## [Problem]
Return the records word for word. Any pictures in them are not part of the copy.
━━ Exercise input
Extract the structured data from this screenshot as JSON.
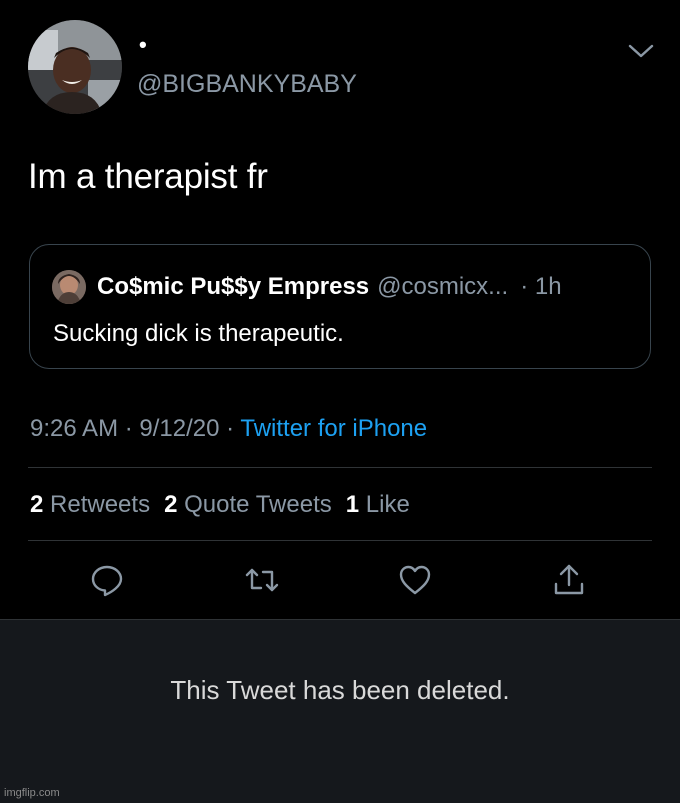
{
  "tweet": {
    "display_name": "•",
    "handle": "@BIGBANKYBABY",
    "text": "Im a therapist fr",
    "timestamp": "9:26 AM",
    "date_sep": " · ",
    "date": "9/12/20",
    "source_sep": " · ",
    "source": "Twitter for iPhone"
  },
  "quoted_tweet": {
    "name": "Co$mic Pu$$y Empress",
    "handle": "@cosmicx...",
    "sep": "·",
    "time": "1h",
    "text": "Sucking dick is therapeutic."
  },
  "stats": {
    "retweets_count": "2",
    "retweets_label": "Retweets",
    "quotes_count": "2",
    "quotes_label": "Quote Tweets",
    "likes_count": "1",
    "likes_label": "Like"
  },
  "actions": {
    "reply_icon": "reply-icon",
    "retweet_icon": "retweet-icon",
    "like_icon": "heart-icon",
    "share_icon": "share-icon"
  },
  "deleted": {
    "message": "This Tweet has been deleted."
  },
  "watermark": "imgflip.com",
  "colors": {
    "background": "#000000",
    "secondary_text": "#8b98a5",
    "link": "#1da1f2",
    "border": "#38444d",
    "deleted_panel": "#15181c"
  }
}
━━━━
## [Response to the task]
Extract the structured data from this screenshot as JSON.
{
  "tweet": {
    "display_name": "•",
    "handle": "@BIGBANKYBABY",
    "text": "Im a therapist fr",
    "timestamp": "9:26 AM",
    "date_sep": " · ",
    "date": "9/12/20",
    "source_sep": " · ",
    "source": "Twitter for iPhone"
  },
  "quoted_tweet": {
    "name": "Co$mic Pu$$y Empress",
    "handle": "@cosmicx...",
    "sep": "·",
    "time": "1h",
    "text": "Sucking dick is therapeutic."
  },
  "stats": {
    "retweets_count": "2",
    "retweets_label": "Retweets",
    "quotes_count": "2",
    "quotes_label": "Quote Tweets",
    "likes_count": "1",
    "likes_label": "Like"
  },
  "actions": {
    "reply_icon": "reply-icon",
    "retweet_icon": "retweet-icon",
    "like_icon": "heart-icon",
    "share_icon": "share-icon"
  },
  "deleted": {
    "message": "This Tweet has been deleted."
  },
  "watermark": "imgflip.com",
  "colors": {
    "background": "#000000",
    "secondary_text": "#8b98a5",
    "link": "#1da1f2",
    "border": "#38444d",
    "deleted_panel": "#15181c"
  }
}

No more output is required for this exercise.